● Study text
* * * *

Real-Time Detection of Planar Regions in Unorganized Point Clouds
Author(s) -
Frederico Limberger,
Manuel M. Oliveira
Publication year - 2015
Language(s) - English
Resource type - Conference proceedings
DOI - 10.5753/ctd.2015.10000
Subject(s) - point cloud , computer science , planar , artificial intelligence , computer vision , cluster analysis , gaussian , computer graphics (images) , kernel (algebra) , point (geometry) , point location , hough transform , plane (geometry) , image (mathematics) , mathematics , physics , geometry , quantum mechanics , combinatorics
Automatic detection of planar regions in point clouds is an important step for many graphics, image processing, and computer vision applications. While laser scanners and digital photography have allowed us to capture increasingly larger datasets, previous approaches for planar region detection are computationally expensive, precluding their use in real-time applications. We present an O(n log n) technique for plane detection in unorganized point clouds based on an efficient Hough-transform voting scheme. It works by clustering sets of approximately co-planar points and by casting votes for these clusters on a spherical accumulator using a trivariate Gaussian kernel. A comparison with competing techniques shows that our approach is considerably faster and scales significantly better than previous ones, being the first practical solution for deterministic plane detection in large unorganized point clouds.

* * * *

● Action item
Do these statements agree with the text on planar region detection? Answer each with yes or no and quote the words from the text that decide it. 1. The technique runs in O(n log n) time. 2. Votes for clusters are cast on a cubic accumulator. 3. The publication year is 2015.

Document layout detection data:
* * * *

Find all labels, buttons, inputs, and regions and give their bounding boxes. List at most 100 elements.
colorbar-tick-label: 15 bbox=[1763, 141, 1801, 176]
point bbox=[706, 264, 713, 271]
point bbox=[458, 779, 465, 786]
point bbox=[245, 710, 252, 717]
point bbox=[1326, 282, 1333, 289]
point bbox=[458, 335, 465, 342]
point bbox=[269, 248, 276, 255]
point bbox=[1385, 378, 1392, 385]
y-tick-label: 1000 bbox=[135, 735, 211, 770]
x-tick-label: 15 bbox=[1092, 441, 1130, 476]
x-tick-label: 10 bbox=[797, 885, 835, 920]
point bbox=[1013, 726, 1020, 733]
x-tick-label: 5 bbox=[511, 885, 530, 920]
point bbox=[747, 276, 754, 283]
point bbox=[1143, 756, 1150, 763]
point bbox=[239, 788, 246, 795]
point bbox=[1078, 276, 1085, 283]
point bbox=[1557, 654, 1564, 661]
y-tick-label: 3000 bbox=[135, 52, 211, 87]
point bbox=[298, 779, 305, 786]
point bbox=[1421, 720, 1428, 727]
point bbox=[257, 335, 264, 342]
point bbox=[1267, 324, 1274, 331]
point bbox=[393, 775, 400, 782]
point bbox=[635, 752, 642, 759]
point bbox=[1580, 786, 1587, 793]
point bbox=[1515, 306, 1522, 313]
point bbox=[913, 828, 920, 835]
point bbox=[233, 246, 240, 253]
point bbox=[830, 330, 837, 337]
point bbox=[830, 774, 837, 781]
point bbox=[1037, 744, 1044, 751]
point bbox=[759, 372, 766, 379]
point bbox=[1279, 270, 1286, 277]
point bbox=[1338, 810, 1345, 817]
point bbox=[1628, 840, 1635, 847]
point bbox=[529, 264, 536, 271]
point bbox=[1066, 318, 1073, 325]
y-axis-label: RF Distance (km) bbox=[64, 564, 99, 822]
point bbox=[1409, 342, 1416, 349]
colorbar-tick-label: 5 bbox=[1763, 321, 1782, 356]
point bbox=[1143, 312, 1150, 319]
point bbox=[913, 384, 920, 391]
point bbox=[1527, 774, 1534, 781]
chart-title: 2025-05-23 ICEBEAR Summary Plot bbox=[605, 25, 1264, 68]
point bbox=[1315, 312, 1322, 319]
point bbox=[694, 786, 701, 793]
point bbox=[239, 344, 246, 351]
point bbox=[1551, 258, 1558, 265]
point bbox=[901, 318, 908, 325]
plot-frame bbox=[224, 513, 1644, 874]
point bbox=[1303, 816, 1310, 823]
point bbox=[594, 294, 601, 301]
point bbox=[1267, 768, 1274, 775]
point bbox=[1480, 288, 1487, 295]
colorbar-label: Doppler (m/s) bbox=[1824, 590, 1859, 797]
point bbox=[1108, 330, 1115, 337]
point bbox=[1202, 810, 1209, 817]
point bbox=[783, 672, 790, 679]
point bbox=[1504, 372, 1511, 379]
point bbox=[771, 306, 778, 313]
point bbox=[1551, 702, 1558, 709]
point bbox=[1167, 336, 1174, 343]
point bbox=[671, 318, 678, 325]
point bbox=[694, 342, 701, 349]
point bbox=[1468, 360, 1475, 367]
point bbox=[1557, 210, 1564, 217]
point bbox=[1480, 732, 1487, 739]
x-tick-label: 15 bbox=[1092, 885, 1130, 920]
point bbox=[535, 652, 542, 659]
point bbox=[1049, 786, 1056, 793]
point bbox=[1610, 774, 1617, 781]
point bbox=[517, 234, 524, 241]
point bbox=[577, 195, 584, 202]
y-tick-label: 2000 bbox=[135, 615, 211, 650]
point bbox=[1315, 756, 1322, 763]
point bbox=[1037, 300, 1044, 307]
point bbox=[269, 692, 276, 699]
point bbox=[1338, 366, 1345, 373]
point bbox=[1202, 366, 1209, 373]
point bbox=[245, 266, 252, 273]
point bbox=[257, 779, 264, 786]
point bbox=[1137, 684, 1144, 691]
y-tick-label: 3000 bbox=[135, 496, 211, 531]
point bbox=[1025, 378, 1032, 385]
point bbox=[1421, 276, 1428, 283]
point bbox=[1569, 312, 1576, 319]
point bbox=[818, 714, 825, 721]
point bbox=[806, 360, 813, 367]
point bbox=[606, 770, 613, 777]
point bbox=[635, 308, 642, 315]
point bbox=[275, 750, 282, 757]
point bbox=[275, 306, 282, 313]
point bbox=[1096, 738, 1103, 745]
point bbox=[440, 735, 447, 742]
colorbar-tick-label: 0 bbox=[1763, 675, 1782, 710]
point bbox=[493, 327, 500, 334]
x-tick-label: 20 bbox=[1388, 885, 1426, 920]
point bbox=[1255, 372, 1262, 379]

* * * *

● Result of this task
1. Yes: "We present an O(n log n) technique for plane detection in unorganized point clouds"
2. No: "casting votes for these clusters on a spherical accumulator using a trivariate Gaussian kernel"
3. Yes: "Publication year - 2015"